**What is expected**
From the entries below, count every line that contains the word "Администрация". Please give the number and nothing else.

────────────────

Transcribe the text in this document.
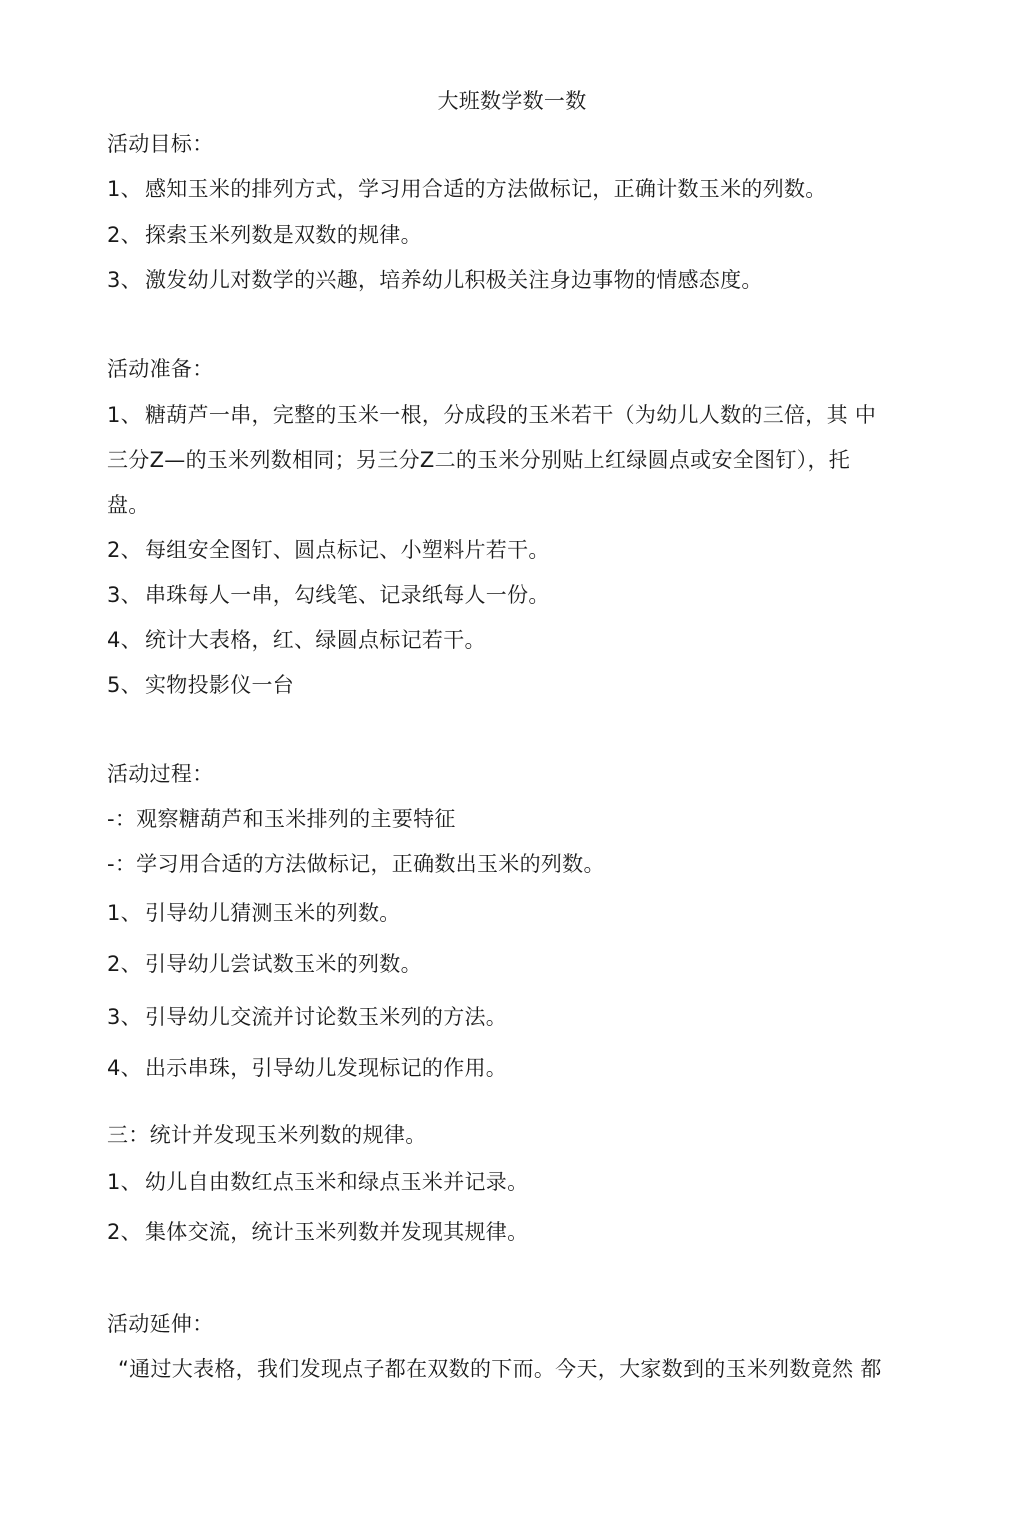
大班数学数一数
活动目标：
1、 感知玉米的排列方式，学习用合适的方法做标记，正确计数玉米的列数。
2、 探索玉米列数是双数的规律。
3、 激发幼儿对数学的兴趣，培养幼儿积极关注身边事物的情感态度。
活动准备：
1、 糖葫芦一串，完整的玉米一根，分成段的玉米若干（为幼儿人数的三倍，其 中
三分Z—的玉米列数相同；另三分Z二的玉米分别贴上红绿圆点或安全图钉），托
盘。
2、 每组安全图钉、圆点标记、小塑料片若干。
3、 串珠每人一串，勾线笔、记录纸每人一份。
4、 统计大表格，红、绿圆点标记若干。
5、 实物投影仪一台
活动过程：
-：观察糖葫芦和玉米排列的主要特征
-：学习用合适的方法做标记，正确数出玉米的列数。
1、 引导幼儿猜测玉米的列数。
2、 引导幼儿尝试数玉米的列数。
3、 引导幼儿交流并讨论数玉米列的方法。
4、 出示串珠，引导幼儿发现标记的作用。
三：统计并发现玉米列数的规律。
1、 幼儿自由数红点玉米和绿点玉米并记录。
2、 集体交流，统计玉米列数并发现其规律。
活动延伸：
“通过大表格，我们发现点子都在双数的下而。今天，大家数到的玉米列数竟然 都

────────────────

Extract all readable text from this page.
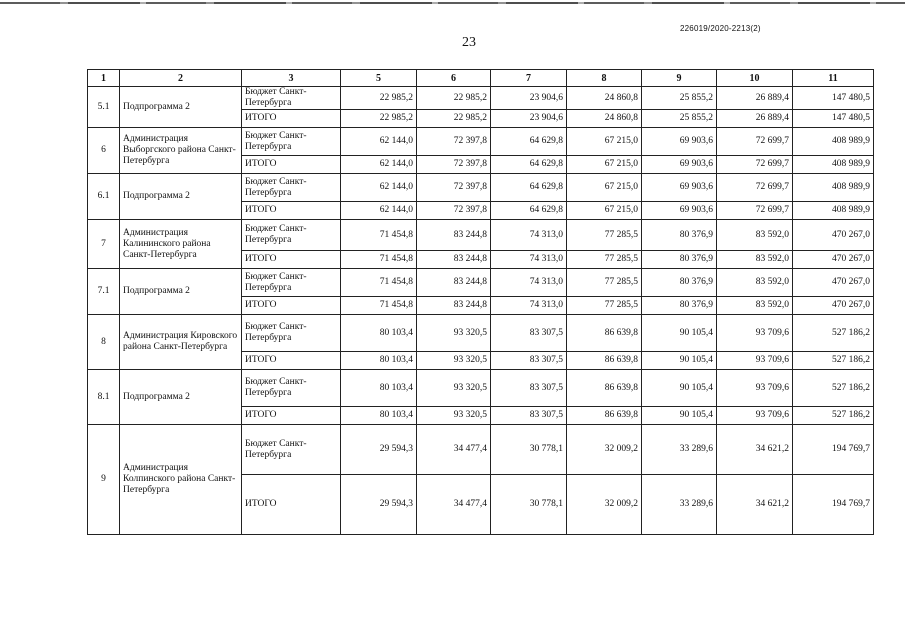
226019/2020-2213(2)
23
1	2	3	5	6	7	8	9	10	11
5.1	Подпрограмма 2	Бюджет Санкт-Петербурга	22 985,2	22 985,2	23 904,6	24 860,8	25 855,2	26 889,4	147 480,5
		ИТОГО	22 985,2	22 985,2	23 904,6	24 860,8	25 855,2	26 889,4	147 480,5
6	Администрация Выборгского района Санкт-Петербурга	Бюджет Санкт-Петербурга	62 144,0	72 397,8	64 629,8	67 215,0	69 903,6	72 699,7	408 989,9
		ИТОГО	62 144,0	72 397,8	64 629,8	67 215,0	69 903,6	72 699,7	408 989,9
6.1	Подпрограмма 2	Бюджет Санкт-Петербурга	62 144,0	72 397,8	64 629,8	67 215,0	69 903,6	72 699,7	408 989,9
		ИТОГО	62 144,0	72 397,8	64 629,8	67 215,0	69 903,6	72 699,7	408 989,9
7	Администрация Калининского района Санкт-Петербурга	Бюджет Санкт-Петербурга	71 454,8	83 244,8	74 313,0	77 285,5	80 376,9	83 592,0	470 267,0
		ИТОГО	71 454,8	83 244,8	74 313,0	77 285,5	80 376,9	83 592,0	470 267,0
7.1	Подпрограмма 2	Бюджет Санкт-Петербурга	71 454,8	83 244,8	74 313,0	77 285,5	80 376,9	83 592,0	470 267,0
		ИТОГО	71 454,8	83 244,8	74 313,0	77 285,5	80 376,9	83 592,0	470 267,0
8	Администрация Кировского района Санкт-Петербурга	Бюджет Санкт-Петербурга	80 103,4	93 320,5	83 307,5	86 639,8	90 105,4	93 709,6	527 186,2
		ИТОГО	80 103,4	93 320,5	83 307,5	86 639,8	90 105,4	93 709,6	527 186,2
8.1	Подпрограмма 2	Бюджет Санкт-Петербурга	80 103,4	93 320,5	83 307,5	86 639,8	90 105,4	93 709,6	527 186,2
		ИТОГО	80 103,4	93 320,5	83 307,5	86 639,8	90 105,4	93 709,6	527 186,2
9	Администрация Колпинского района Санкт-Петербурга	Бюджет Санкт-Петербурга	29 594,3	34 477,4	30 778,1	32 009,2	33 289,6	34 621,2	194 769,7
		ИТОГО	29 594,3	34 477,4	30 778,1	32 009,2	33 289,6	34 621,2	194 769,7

────────────────

**Result of this task**
4